Instruction:
Find the lines that hold the word "Hours" and return them.

Exercise inputs:
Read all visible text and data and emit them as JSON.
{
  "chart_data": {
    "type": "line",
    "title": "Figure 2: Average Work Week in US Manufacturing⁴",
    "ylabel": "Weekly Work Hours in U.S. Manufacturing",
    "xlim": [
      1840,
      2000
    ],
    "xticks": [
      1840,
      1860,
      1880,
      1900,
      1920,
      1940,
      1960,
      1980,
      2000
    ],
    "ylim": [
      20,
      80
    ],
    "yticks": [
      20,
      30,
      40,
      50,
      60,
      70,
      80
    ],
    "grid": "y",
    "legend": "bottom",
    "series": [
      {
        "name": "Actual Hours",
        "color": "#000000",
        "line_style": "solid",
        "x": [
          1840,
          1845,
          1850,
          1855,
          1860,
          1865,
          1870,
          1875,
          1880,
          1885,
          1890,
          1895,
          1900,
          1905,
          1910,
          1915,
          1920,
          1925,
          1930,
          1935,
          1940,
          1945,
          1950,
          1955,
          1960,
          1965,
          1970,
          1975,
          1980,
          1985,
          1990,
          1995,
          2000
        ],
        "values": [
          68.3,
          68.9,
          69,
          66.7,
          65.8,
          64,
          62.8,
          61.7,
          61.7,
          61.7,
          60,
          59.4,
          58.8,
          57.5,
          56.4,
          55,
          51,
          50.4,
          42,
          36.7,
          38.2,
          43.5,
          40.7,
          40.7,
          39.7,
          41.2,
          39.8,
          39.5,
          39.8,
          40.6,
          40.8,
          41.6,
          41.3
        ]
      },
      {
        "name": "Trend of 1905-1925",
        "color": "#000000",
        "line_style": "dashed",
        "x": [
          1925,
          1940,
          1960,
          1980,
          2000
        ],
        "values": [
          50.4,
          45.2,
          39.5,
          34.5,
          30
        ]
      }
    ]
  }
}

Solution below:
    "ylabel": "Weekly Work Hours in U.S. Manufacturing",
        "name": "Actual Hours",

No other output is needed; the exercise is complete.